Required task 1
Reproduce the passage of the E-Tracker text from "Released version 1.2" to "of the format.".

Document excerpt
╭──
Released version 1.2 from Fred Publishing was followed by an internet released version 2.3 with a slightly different format but critically lacking a compiler.
- Number of patterns increased from 32 to 256
- Variable length pattern data - patterns no longer allocated as fixed space in module data to save space
- Tune and Author text field names
In 2023 Anton Javorček wrote a converter to allow back-porting of the format.
Excuse me for being a bit late with this review! As by some lucky fluke of chance (Hah!) Lee has sent me a load of notes about E-Tracker, and wants me to put those arkward notes into some sort of review. Ah well, here goes… Considered by many (especially ESI) as the “best 8-bit music utility yet” which I could also be as bold as to say it compares well to other 16 bit utilities I have seen, this is indeed a stiff bit of competition. This music utility is exclusively designed to use every last drop of the SAA1099 sound chip in terms of it’s love juices (ahem!). That means 2048 tones, 96 notes, 8 octaves and 6 channel sound with full control of left and right stereo speakers. The last music utility was of course, The Sound Machine. Reasonably priced at 14.99, this was pretty to look at, but the disadvantage of being a bit user-friendly to any bod with a mouse, and abuser-friendly to the saps on keys. I suffered terribly from the sluggish cursor movement, but enough of my troubles! Help is here…
The utility comes in a professionally painted box, with a manual (surprisingly) in English. I know that ESI (the blokes who wrote this) are foreign, and their English in their scrollies is terrible, but I can find little wrong with this manual! A reasonable size of 20-odd pages, this talks you through the utility in a damn-spunky manner. You also get two disks - the E -Tracker and compiler disk, and a programme disk. More on these later…
The layout of the utility is exact to the Spectrum’s public domain Soundtracker utility, with the exception of a few additions to fit the Coupe’s huge requirements. The top half of the screen contains many functions which can be highlighted with a cursor bar. The right of the screen has a channel control, so you can switch on and off the 6 channels using the function keys. The bottom of the screen is gridded off into six boxes, where you can easily edit music. The six boxes relate to the 6 channels(!).
╰──
Material for this exercise
╭──
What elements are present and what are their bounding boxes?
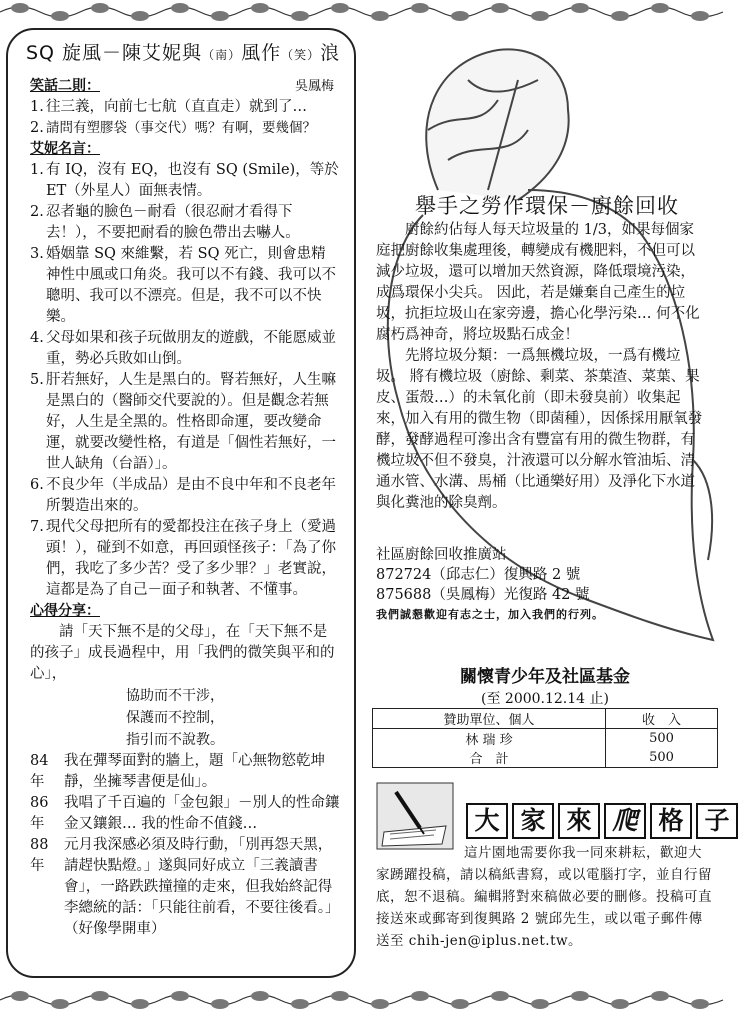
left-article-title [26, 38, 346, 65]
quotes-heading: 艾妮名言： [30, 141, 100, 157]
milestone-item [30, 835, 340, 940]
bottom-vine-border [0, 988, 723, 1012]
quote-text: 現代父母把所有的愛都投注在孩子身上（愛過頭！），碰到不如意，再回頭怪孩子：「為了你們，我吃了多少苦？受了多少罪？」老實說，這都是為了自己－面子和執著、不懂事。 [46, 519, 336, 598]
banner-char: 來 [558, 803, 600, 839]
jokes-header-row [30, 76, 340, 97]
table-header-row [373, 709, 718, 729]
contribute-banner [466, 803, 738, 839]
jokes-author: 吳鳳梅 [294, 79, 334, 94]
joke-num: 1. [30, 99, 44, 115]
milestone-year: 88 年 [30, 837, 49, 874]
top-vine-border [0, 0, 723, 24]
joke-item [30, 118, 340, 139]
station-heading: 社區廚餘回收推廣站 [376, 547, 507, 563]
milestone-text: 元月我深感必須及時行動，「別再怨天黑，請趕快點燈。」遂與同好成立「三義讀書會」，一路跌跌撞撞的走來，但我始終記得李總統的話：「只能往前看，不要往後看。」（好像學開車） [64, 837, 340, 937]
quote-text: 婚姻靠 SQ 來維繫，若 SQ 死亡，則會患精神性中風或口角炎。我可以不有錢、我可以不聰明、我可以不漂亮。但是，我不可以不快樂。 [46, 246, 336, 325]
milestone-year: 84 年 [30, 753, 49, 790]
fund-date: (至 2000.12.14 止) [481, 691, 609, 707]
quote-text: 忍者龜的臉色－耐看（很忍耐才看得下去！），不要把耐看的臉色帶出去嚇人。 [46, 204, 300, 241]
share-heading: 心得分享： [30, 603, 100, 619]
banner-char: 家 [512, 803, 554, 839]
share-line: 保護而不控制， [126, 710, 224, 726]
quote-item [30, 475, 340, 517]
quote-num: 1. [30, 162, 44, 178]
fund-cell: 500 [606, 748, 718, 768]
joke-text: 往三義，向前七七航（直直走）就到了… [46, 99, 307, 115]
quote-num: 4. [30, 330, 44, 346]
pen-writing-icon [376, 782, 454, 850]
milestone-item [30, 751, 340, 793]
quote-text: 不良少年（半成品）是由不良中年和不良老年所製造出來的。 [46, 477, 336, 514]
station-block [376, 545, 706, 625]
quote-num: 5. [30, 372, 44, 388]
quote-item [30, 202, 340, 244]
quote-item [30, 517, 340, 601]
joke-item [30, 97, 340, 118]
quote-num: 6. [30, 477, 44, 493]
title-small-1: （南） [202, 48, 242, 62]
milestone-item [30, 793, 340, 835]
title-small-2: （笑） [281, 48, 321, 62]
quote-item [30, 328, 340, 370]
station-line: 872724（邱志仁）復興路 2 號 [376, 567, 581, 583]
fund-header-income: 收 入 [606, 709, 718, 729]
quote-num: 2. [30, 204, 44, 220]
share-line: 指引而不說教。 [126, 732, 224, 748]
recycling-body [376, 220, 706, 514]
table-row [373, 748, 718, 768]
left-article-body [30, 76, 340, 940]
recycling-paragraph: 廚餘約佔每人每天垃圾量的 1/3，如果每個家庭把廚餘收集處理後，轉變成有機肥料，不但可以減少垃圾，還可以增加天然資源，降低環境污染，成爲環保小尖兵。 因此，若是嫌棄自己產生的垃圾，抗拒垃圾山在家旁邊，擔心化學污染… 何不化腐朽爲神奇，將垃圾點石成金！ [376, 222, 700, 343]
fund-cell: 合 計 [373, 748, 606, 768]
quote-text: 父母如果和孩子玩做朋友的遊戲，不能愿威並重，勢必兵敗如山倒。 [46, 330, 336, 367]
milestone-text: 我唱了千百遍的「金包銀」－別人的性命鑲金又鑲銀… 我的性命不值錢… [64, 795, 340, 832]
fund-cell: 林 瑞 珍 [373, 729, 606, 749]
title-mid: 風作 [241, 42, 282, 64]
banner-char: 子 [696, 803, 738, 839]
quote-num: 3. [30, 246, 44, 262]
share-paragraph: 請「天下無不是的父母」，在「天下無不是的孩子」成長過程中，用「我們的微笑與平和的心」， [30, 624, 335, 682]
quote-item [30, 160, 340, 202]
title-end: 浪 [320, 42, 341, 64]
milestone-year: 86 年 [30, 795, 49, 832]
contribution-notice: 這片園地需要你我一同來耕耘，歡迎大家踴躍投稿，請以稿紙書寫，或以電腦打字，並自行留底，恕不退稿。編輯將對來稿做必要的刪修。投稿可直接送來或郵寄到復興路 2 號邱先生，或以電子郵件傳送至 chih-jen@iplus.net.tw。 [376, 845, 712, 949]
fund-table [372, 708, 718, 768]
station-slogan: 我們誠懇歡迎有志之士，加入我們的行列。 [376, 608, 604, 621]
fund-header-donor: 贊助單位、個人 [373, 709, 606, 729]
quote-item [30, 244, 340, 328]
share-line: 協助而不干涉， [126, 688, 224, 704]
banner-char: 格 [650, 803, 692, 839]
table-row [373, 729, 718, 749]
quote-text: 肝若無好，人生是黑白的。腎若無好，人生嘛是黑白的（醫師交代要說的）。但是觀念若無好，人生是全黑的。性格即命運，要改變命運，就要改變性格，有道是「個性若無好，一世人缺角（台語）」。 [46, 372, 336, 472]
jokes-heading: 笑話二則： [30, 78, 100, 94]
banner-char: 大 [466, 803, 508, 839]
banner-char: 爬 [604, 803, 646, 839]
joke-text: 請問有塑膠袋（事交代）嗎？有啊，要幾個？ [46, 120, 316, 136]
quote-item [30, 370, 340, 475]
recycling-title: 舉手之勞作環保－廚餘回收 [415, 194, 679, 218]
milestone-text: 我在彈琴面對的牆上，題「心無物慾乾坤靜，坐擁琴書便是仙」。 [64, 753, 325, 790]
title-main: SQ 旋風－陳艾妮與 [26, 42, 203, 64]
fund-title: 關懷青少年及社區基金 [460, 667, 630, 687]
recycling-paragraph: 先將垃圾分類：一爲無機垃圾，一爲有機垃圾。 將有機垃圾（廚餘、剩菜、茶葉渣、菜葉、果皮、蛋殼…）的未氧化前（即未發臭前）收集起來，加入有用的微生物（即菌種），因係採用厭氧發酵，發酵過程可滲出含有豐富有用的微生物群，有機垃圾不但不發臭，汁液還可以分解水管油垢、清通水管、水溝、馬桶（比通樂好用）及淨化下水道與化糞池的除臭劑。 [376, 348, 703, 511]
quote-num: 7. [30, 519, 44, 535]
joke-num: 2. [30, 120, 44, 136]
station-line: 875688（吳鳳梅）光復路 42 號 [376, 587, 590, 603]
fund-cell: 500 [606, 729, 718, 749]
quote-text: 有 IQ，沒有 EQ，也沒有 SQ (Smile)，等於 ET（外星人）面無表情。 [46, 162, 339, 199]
╰──
Required task 2
Edit the listing from the line with "left-article-title [26, 38, 346, 65]" to the line with "joke-item [30, 118, 340, 139]", replacing "milestone-year" with "milestone-date" and leaving everything else unchanged. Return only those lines.

Exercise result 1
Released version 1.2 from Fred Publishing was followed by an internet released version 2.3 with a slightly different format but critically lacking a compiler.
- Number of patterns increased from 32 to 256
- Variable length pattern data - patterns no longer allocated as fixed space in module data to save space
- Tune and Author text field names
In 2023 Anton Javorček wrote a converter to allow back-porting of the format.

Exercise result 2
left-article-title [26, 38, 346, 65]
quotes-heading: 艾妮名言： [30, 141, 100, 157]
milestone-item [30, 835, 340, 940]
bottom-vine-border [0, 988, 723, 1012]
quote-text: 現代父母把所有的愛都投注在孩子身上（愛過頭！），碰到不如意，再回頭怪孩子：「為了你們，我吃了多少苦？受了多少罪？」老實說，這都是為了自己－面子和執著、不懂事。 [46, 519, 336, 598]
banner-char: 來 [558, 803, 600, 839]
jokes-header-row [30, 76, 340, 97]
table-header-row [373, 709, 718, 729]
contribute-banner [466, 803, 738, 839]
jokes-author: 吳鳳梅 [294, 79, 334, 94]
joke-num: 1. [30, 99, 44, 115]
milestone-date: 88 年 [30, 837, 49, 874]
top-vine-border [0, 0, 723, 24]
joke-item [30, 118, 340, 139]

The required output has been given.